(DATASET):
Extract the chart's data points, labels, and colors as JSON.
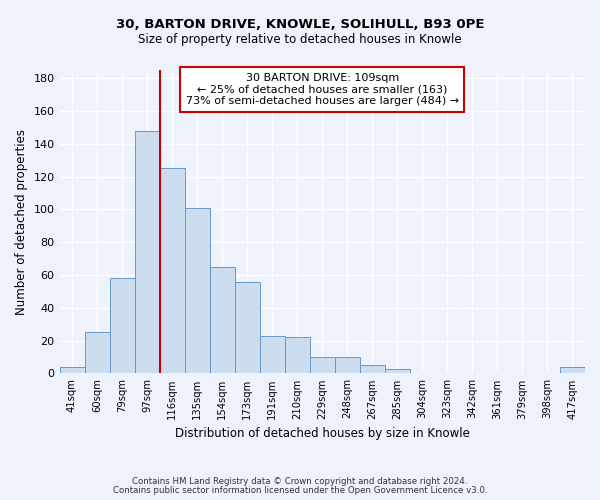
{
  "title": "30, BARTON DRIVE, KNOWLE, SOLIHULL, B93 0PE",
  "subtitle": "Size of property relative to detached houses in Knowle",
  "xlabel": "Distribution of detached houses by size in Knowle",
  "ylabel": "Number of detached properties",
  "bar_labels": [
    "41sqm",
    "60sqm",
    "79sqm",
    "97sqm",
    "116sqm",
    "135sqm",
    "154sqm",
    "173sqm",
    "191sqm",
    "210sqm",
    "229sqm",
    "248sqm",
    "267sqm",
    "285sqm",
    "304sqm",
    "323sqm",
    "342sqm",
    "361sqm",
    "379sqm",
    "398sqm",
    "417sqm"
  ],
  "bar_values": [
    4,
    25,
    58,
    148,
    125,
    101,
    65,
    56,
    23,
    22,
    10,
    10,
    5,
    3,
    0,
    0,
    0,
    0,
    0,
    0,
    4
  ],
  "bar_color": "#ccddf0",
  "bar_edge_color": "#6699cc",
  "vline_x": 4.0,
  "vline_color": "#cc0000",
  "annotation_line1": "30 BARTON DRIVE: 109sqm",
  "annotation_line2": "← 25% of detached houses are smaller (163)",
  "annotation_line3": "73% of semi-detached houses are larger (484) →",
  "annotation_box_color": "#ffffff",
  "annotation_box_edge": "#cc0000",
  "ylim": [
    0,
    185
  ],
  "yticks": [
    0,
    20,
    40,
    60,
    80,
    100,
    120,
    140,
    160,
    180
  ],
  "footer1": "Contains HM Land Registry data © Crown copyright and database right 2024.",
  "footer2": "Contains public sector information licensed under the Open Government Licence v3.0.",
  "background_color": "#eef2fa"
}
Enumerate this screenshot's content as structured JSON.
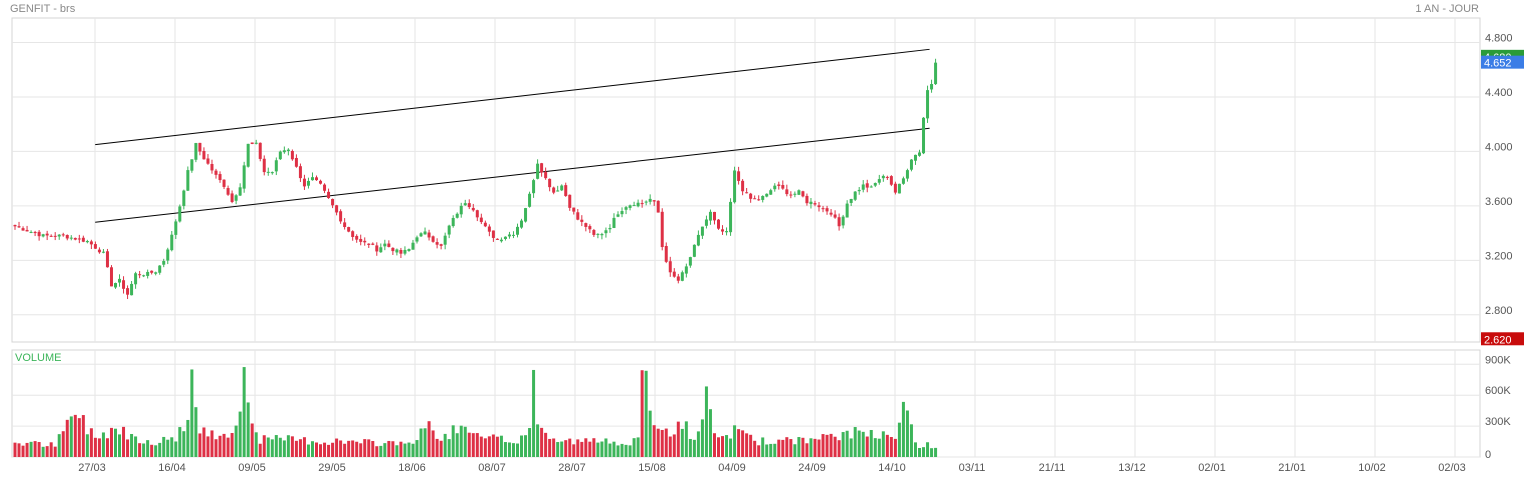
{
  "header": {
    "title": "GENFIT - brs",
    "period": "1 AN - JOUR"
  },
  "colors": {
    "up": "#3cb55a",
    "down": "#de3045",
    "grid": "#e6e6e6",
    "border": "#d4d4d4",
    "text": "#555555",
    "line": "#000000",
    "last_label_bg": "#3b7de6",
    "high_label_bg": "#2a9b38",
    "low_label_bg": "#c80c0c",
    "volume_label": "#3cb55a"
  },
  "chart_data": {
    "type": "candlestick",
    "x_labels": [
      "27/03",
      "16/04",
      "09/05",
      "29/05",
      "18/06",
      "08/07",
      "28/07",
      "15/08",
      "04/09",
      "24/09",
      "14/10",
      "03/11",
      "21/11",
      "13/12",
      "02/01",
      "21/01",
      "10/02",
      "02/03"
    ],
    "price_ticks": [
      "4.800",
      "4.400",
      "4.000",
      "3.600",
      "3.200",
      "2.800"
    ],
    "price_ylim": [
      2.6,
      4.98
    ],
    "price_labels": {
      "last": "4.652",
      "high": "4.680",
      "low": "2.620"
    },
    "volume": {
      "label": "VOLUME",
      "ticks": [
        "900K",
        "600K",
        "300K",
        "0"
      ],
      "ylim": [
        0,
        1000000
      ]
    },
    "close_anchors": [
      [
        0,
        3.45
      ],
      [
        7,
        3.38
      ],
      [
        12,
        3.38
      ],
      [
        18,
        3.34
      ],
      [
        22,
        3.25
      ],
      [
        24,
        3.02
      ],
      [
        26,
        3.05
      ],
      [
        28,
        2.95
      ],
      [
        30,
        3.1
      ],
      [
        33,
        3.1
      ],
      [
        35,
        3.12
      ],
      [
        37,
        3.2
      ],
      [
        39,
        3.38
      ],
      [
        41,
        3.6
      ],
      [
        43,
        3.85
      ],
      [
        45,
        4.05
      ],
      [
        47,
        3.95
      ],
      [
        50,
        3.82
      ],
      [
        52,
        3.75
      ],
      [
        54,
        3.63
      ],
      [
        56,
        3.75
      ],
      [
        58,
        4.05
      ],
      [
        60,
        4.05
      ],
      [
        62,
        3.85
      ],
      [
        64,
        3.85
      ],
      [
        66,
        4.0
      ],
      [
        68,
        4.02
      ],
      [
        70,
        3.88
      ],
      [
        72,
        3.75
      ],
      [
        74,
        3.8
      ],
      [
        76,
        3.75
      ],
      [
        78,
        3.65
      ],
      [
        80,
        3.55
      ],
      [
        82,
        3.45
      ],
      [
        84,
        3.38
      ],
      [
        86,
        3.33
      ],
      [
        88,
        3.32
      ],
      [
        90,
        3.28
      ],
      [
        92,
        3.32
      ],
      [
        94,
        3.28
      ],
      [
        96,
        3.25
      ],
      [
        98,
        3.28
      ],
      [
        100,
        3.38
      ],
      [
        102,
        3.4
      ],
      [
        104,
        3.35
      ],
      [
        106,
        3.3
      ],
      [
        108,
        3.45
      ],
      [
        110,
        3.55
      ],
      [
        112,
        3.63
      ],
      [
        114,
        3.58
      ],
      [
        116,
        3.48
      ],
      [
        118,
        3.4
      ],
      [
        120,
        3.35
      ],
      [
        122,
        3.38
      ],
      [
        124,
        3.4
      ],
      [
        126,
        3.5
      ],
      [
        128,
        3.68
      ],
      [
        130,
        3.92
      ],
      [
        132,
        3.8
      ],
      [
        134,
        3.7
      ],
      [
        136,
        3.75
      ],
      [
        138,
        3.6
      ],
      [
        140,
        3.5
      ],
      [
        142,
        3.45
      ],
      [
        144,
        3.38
      ],
      [
        146,
        3.4
      ],
      [
        148,
        3.45
      ],
      [
        150,
        3.55
      ],
      [
        152,
        3.6
      ],
      [
        154,
        3.62
      ],
      [
        156,
        3.62
      ],
      [
        158,
        3.65
      ],
      [
        159,
        3.62
      ],
      [
        160,
        3.55
      ],
      [
        161,
        3.3
      ],
      [
        163,
        3.1
      ],
      [
        165,
        3.05
      ],
      [
        167,
        3.15
      ],
      [
        169,
        3.3
      ],
      [
        171,
        3.45
      ],
      [
        173,
        3.55
      ],
      [
        175,
        3.42
      ],
      [
        177,
        3.4
      ],
      [
        179,
        3.85
      ],
      [
        181,
        3.72
      ],
      [
        183,
        3.65
      ],
      [
        185,
        3.65
      ],
      [
        187,
        3.68
      ],
      [
        189,
        3.75
      ],
      [
        191,
        3.72
      ],
      [
        193,
        3.68
      ],
      [
        195,
        3.7
      ],
      [
        197,
        3.63
      ],
      [
        199,
        3.62
      ],
      [
        201,
        3.58
      ],
      [
        203,
        3.55
      ],
      [
        205,
        3.45
      ],
      [
        207,
        3.62
      ],
      [
        209,
        3.7
      ],
      [
        211,
        3.75
      ],
      [
        213,
        3.73
      ],
      [
        215,
        3.8
      ],
      [
        217,
        3.82
      ],
      [
        219,
        3.7
      ],
      [
        221,
        3.8
      ],
      [
        223,
        3.95
      ],
      [
        225,
        4.0
      ],
      [
        226,
        4.25
      ],
      [
        227,
        4.45
      ],
      [
        228,
        4.5
      ],
      [
        229,
        4.652
      ]
    ],
    "volume_anchors": [
      [
        0,
        0.15
      ],
      [
        10,
        0.12
      ],
      [
        15,
        0.46
      ],
      [
        20,
        0.2
      ],
      [
        25,
        0.3
      ],
      [
        30,
        0.2
      ],
      [
        35,
        0.15
      ],
      [
        40,
        0.2
      ],
      [
        43,
        0.4
      ],
      [
        44,
        0.8
      ],
      [
        46,
        0.25
      ],
      [
        50,
        0.22
      ],
      [
        55,
        0.3
      ],
      [
        57,
        0.85
      ],
      [
        59,
        0.4
      ],
      [
        61,
        0.18
      ],
      [
        70,
        0.18
      ],
      [
        75,
        0.16
      ],
      [
        80,
        0.16
      ],
      [
        90,
        0.14
      ],
      [
        100,
        0.16
      ],
      [
        103,
        0.38
      ],
      [
        105,
        0.16
      ],
      [
        110,
        0.3
      ],
      [
        115,
        0.2
      ],
      [
        125,
        0.16
      ],
      [
        128,
        0.3
      ],
      [
        129,
        0.9
      ],
      [
        130,
        0.3
      ],
      [
        135,
        0.16
      ],
      [
        150,
        0.16
      ],
      [
        155,
        0.16
      ],
      [
        156,
        0.87
      ],
      [
        157,
        0.7
      ],
      [
        158,
        0.4
      ],
      [
        160,
        0.35
      ],
      [
        162,
        0.25
      ],
      [
        165,
        0.3
      ],
      [
        167,
        0.3
      ],
      [
        169,
        0.15
      ],
      [
        172,
        0.58
      ],
      [
        174,
        0.2
      ],
      [
        177,
        0.2
      ],
      [
        180,
        0.3
      ],
      [
        185,
        0.16
      ],
      [
        190,
        0.16
      ],
      [
        200,
        0.18
      ],
      [
        205,
        0.22
      ],
      [
        210,
        0.25
      ],
      [
        215,
        0.25
      ],
      [
        219,
        0.25
      ],
      [
        220,
        0.28
      ],
      [
        221,
        0.65
      ],
      [
        222,
        0.45
      ],
      [
        223,
        0.3
      ],
      [
        224,
        0.12
      ],
      [
        229,
        0.12
      ]
    ],
    "trendlines": [
      {
        "name": "upper",
        "x": [
          10,
          230
        ],
        "y": [
          4.05,
          4.75
        ]
      },
      {
        "name": "lower",
        "x": [
          10,
          230
        ],
        "y": [
          3.48,
          4.17
        ]
      }
    ],
    "n_candles": 230,
    "grid": true
  }
}
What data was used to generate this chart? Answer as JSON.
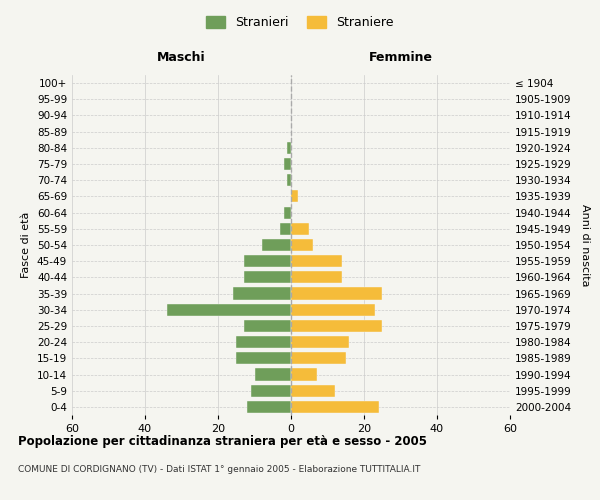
{
  "age_groups": [
    "0-4",
    "5-9",
    "10-14",
    "15-19",
    "20-24",
    "25-29",
    "30-34",
    "35-39",
    "40-44",
    "45-49",
    "50-54",
    "55-59",
    "60-64",
    "65-69",
    "70-74",
    "75-79",
    "80-84",
    "85-89",
    "90-94",
    "95-99",
    "100+"
  ],
  "birth_years": [
    "2000-2004",
    "1995-1999",
    "1990-1994",
    "1985-1989",
    "1980-1984",
    "1975-1979",
    "1970-1974",
    "1965-1969",
    "1960-1964",
    "1955-1959",
    "1950-1954",
    "1945-1949",
    "1940-1944",
    "1935-1939",
    "1930-1934",
    "1925-1929",
    "1920-1924",
    "1915-1919",
    "1910-1914",
    "1905-1909",
    "≤ 1904"
  ],
  "males": [
    12,
    11,
    10,
    15,
    15,
    13,
    34,
    16,
    13,
    13,
    8,
    3,
    2,
    0,
    1,
    2,
    1,
    0,
    0,
    0,
    0
  ],
  "females": [
    24,
    12,
    7,
    15,
    16,
    25,
    23,
    25,
    14,
    14,
    6,
    5,
    0,
    2,
    0,
    0,
    0,
    0,
    0,
    0,
    0
  ],
  "male_color": "#6f9e5a",
  "female_color": "#f5bc3a",
  "title": "Popolazione per cittadinanza straniera per età e sesso - 2005",
  "subtitle": "COMUNE DI CORDIGNANO (TV) - Dati ISTAT 1° gennaio 2005 - Elaborazione TUTTITALIA.IT",
  "xlabel_left": "Maschi",
  "xlabel_right": "Femmine",
  "ylabel_left": "Fasce di età",
  "ylabel_right": "Anni di nascita",
  "xlim": 60,
  "legend_labels": [
    "Stranieri",
    "Straniere"
  ],
  "background_color": "#f5f5f0",
  "grid_color": "#cccccc",
  "dashed_line_color": "#aaaaaa"
}
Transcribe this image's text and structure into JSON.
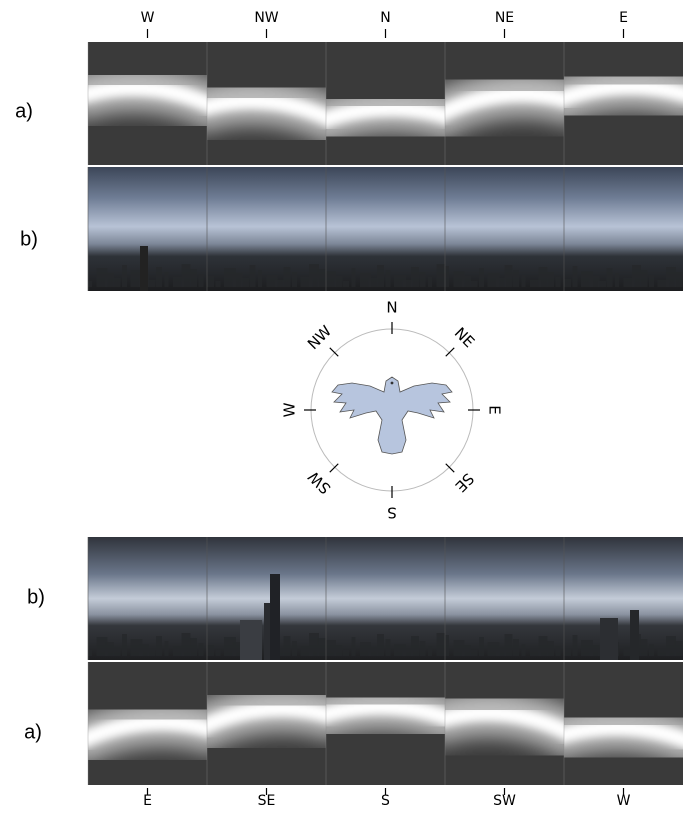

(PROBLEM STATEMENT): Give nothing but the number of lines containing the string "subtitle".

(RESULT FOR THIS EXERCISE): 2